YOUR TASK: Look through the records below, and copy out every line that holds the string "JSON".
^^^^^^^^
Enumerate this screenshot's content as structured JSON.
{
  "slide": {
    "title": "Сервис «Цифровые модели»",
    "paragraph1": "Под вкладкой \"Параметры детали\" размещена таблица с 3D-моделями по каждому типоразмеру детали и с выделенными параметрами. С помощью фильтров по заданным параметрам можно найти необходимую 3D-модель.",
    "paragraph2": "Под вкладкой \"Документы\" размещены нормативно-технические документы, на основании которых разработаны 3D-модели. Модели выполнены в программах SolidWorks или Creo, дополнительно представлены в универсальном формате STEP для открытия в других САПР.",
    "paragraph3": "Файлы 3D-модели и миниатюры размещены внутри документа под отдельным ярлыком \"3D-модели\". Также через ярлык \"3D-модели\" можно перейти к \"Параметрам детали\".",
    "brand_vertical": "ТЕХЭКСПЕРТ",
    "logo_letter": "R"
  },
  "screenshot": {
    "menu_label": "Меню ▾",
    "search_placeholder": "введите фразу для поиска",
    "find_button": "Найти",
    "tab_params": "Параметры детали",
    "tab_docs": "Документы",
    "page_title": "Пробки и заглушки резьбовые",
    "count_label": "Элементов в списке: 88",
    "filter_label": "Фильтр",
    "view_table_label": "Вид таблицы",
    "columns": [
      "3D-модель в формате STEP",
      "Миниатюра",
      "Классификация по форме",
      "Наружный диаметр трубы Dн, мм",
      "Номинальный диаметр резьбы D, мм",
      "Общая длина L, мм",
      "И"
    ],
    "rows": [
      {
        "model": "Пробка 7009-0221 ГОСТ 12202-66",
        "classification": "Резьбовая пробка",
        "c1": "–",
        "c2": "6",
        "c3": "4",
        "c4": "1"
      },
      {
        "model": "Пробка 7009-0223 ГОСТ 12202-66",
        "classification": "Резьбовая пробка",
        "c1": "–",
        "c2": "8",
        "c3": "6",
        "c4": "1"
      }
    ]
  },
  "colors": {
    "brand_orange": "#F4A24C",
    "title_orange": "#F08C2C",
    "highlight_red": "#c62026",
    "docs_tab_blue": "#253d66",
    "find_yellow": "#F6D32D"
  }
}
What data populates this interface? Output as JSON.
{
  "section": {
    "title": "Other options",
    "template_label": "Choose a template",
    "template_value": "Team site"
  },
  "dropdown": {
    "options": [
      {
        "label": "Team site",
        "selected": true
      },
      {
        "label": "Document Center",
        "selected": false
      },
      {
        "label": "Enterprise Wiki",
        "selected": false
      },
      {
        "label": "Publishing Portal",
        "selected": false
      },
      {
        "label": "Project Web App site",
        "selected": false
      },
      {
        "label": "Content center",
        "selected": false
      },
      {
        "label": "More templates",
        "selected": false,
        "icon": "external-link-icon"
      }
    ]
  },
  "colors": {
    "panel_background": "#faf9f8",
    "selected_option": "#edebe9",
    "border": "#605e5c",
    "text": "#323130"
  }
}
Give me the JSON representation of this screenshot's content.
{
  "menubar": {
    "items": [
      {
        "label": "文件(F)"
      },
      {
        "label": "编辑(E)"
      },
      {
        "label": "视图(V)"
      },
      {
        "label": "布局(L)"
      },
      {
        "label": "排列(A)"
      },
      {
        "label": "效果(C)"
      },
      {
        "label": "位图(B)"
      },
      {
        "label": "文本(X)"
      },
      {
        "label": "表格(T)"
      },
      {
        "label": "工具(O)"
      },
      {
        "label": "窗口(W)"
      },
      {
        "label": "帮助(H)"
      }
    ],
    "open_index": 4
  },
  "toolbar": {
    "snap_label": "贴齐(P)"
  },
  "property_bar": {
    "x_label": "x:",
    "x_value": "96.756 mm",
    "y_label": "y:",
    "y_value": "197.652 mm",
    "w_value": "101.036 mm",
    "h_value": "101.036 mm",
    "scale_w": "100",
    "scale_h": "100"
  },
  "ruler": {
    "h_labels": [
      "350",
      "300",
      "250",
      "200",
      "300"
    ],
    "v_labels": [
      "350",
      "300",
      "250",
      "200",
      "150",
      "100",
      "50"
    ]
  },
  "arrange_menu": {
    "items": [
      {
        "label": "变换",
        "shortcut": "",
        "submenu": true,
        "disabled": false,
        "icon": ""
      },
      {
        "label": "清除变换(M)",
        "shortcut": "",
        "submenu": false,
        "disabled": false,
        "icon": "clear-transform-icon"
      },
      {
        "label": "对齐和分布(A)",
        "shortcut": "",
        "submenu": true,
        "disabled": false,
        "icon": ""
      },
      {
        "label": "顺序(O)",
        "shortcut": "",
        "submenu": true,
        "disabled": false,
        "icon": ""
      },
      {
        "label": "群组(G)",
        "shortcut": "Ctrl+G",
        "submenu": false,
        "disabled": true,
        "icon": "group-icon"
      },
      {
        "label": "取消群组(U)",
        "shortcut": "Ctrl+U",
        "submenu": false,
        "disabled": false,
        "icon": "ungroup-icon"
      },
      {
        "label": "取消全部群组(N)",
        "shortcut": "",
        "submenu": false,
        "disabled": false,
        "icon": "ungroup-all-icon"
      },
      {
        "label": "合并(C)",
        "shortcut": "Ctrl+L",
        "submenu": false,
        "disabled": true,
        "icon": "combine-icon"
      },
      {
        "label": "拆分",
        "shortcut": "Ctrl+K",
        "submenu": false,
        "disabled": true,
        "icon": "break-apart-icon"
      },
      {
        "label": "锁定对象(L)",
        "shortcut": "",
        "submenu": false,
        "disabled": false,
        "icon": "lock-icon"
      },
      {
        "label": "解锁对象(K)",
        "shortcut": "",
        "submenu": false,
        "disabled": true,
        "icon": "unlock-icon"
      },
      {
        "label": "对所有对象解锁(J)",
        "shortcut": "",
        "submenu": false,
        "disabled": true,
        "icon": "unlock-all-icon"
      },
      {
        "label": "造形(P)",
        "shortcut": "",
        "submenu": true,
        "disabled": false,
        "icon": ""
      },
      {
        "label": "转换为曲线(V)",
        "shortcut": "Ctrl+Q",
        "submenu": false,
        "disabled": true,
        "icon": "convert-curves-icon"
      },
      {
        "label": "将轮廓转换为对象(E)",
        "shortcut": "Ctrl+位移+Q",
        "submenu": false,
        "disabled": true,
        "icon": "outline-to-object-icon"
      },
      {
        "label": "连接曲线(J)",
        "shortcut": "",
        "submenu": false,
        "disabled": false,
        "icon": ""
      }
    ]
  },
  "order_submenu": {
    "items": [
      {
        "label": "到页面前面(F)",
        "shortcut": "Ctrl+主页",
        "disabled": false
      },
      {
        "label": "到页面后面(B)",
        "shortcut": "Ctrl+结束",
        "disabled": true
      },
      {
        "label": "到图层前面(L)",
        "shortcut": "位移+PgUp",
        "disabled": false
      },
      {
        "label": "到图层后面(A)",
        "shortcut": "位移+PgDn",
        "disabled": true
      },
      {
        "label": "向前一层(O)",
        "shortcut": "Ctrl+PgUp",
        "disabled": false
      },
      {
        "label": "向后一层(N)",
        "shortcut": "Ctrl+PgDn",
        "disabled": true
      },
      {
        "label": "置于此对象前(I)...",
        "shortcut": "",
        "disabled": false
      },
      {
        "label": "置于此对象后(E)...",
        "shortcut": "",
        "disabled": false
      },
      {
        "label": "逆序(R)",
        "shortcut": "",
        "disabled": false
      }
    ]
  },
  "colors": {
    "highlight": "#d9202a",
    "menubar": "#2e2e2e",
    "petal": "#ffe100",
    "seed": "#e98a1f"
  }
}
^^^^^^^^
EXPECTED OUTPUT:
Enumerate this screenshot's content as structured JSON.
What data populates this interface? Output as JSON.
Give me the JSON representation of this screenshot's content.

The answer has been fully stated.